Check every line of the entries for "Михайловичу", and copy the lines that hold it.

### Extracted data
|---|

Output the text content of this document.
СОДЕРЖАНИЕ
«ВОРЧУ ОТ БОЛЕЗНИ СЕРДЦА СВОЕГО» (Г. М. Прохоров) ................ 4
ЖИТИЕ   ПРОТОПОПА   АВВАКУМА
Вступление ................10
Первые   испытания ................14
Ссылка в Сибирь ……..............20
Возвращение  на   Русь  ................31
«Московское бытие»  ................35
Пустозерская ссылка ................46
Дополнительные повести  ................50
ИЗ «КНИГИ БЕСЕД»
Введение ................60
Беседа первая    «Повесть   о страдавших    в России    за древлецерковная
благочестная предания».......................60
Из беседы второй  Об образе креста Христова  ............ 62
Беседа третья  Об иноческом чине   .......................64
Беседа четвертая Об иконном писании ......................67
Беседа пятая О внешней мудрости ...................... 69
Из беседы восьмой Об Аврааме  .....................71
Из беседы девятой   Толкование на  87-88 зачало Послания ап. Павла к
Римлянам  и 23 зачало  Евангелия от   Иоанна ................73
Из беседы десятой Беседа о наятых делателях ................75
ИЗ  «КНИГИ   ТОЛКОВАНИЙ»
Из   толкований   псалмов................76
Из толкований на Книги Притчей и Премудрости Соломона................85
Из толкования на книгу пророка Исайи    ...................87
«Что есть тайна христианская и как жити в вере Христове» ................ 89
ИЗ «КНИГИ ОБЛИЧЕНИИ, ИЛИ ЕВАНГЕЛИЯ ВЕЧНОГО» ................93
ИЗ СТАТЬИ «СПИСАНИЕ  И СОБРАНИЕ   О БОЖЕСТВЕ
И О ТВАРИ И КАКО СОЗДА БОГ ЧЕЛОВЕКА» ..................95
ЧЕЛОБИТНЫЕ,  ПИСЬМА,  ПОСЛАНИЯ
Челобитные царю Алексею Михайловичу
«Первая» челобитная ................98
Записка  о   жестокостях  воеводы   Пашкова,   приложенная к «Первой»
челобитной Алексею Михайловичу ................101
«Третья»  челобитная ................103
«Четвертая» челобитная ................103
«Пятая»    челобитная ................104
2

|---|

### Worked answer
Челобитные царю Алексею Михайловичу
челобитной Алексею Михайловичу ................101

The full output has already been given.